Problem to solve:
Output the material below unchanged, apart from leaving out the pictures.

Saved data entries:

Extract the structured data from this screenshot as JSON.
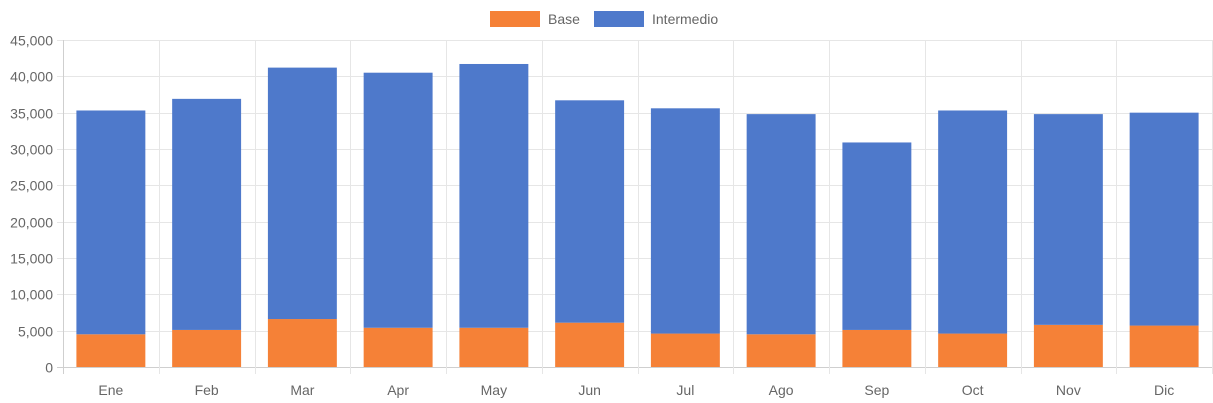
{
  "chart_data": {
    "type": "bar",
    "stacked": true,
    "categories": [
      "Ene",
      "Feb",
      "Mar",
      "Apr",
      "May",
      "Jun",
      "Jul",
      "Ago",
      "Sep",
      "Oct",
      "Nov",
      "Dic"
    ],
    "series": [
      {
        "name": "Base",
        "color": "#F58137",
        "values": [
          4500,
          5100,
          6600,
          5400,
          5400,
          6100,
          4600,
          4500,
          5100,
          4600,
          5800,
          5700
        ]
      },
      {
        "name": "Intermedio",
        "color": "#4E79CB",
        "values": [
          30800,
          31800,
          34600,
          35100,
          36300,
          30600,
          31000,
          30300,
          25800,
          30700,
          29000,
          29300
        ]
      }
    ],
    "ylim": [
      0,
      45000
    ],
    "yticks": [
      "0",
      "5,000",
      "10,000",
      "15,000",
      "20,000",
      "25,000",
      "30,000",
      "35,000",
      "40,000",
      "45,000"
    ],
    "legend_position": "top-center",
    "grid": true,
    "title": "",
    "xlabel": "",
    "ylabel": ""
  }
}
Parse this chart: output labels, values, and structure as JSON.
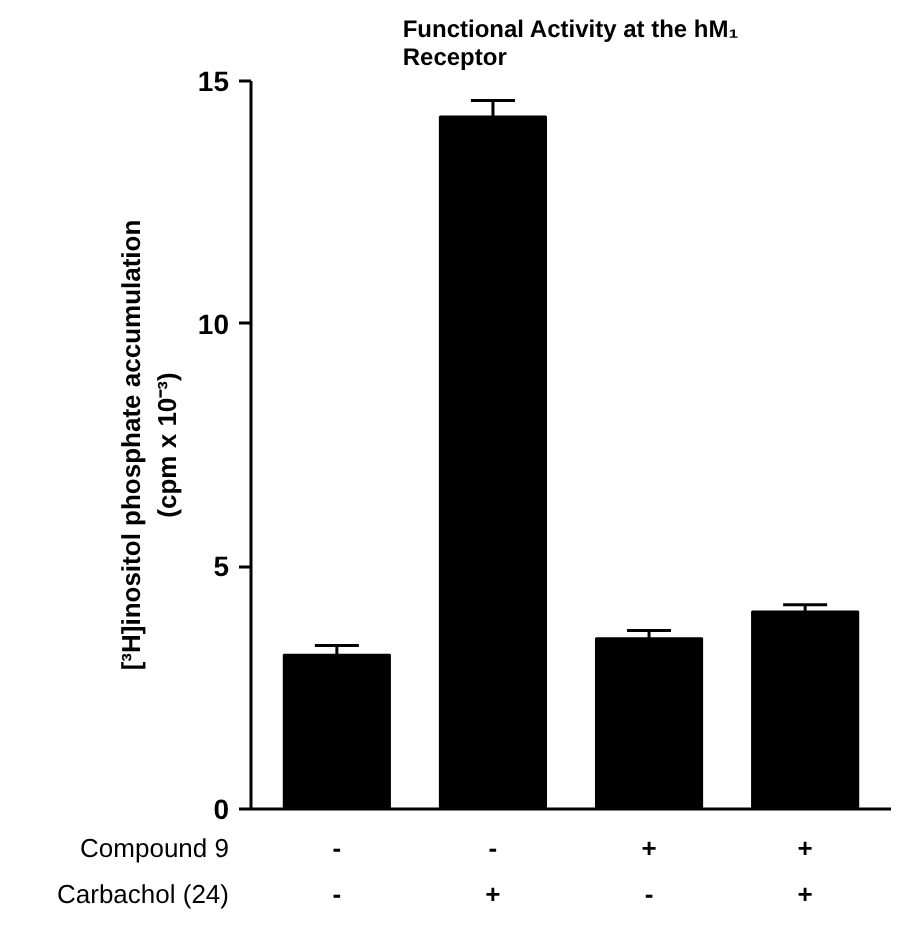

Written response:
Extract the structured data from this screenshot as JSON.
{
  "chart_data": {
    "type": "bar",
    "stacked": true,
    "categories": [
      "Ene",
      "Feb",
      "Mar",
      "Apr",
      "May",
      "Jun",
      "Jul",
      "Ago",
      "Sep",
      "Oct",
      "Nov",
      "Dic"
    ],
    "series": [
      {
        "name": "Base",
        "color": "#F58137",
        "values": [
          4500,
          5100,
          6600,
          5400,
          5400,
          6100,
          4600,
          4500,
          5100,
          4600,
          5800,
          5700
        ]
      },
      {
        "name": "Intermedio",
        "color": "#4E79CB",
        "values": [
          30800,
          31800,
          34600,
          35100,
          36300,
          30600,
          31000,
          30300,
          25800,
          30700,
          29000,
          29300
        ]
      }
    ],
    "ylim": [
      0,
      45000
    ],
    "yticks": [
      "0",
      "5,000",
      "10,000",
      "15,000",
      "20,000",
      "25,000",
      "30,000",
      "35,000",
      "40,000",
      "45,000"
    ],
    "legend_position": "top-center",
    "grid": true,
    "title": "",
    "xlabel": "",
    "ylabel": ""
  }
}
Parse this chart: output labels, values, and structure as JSON.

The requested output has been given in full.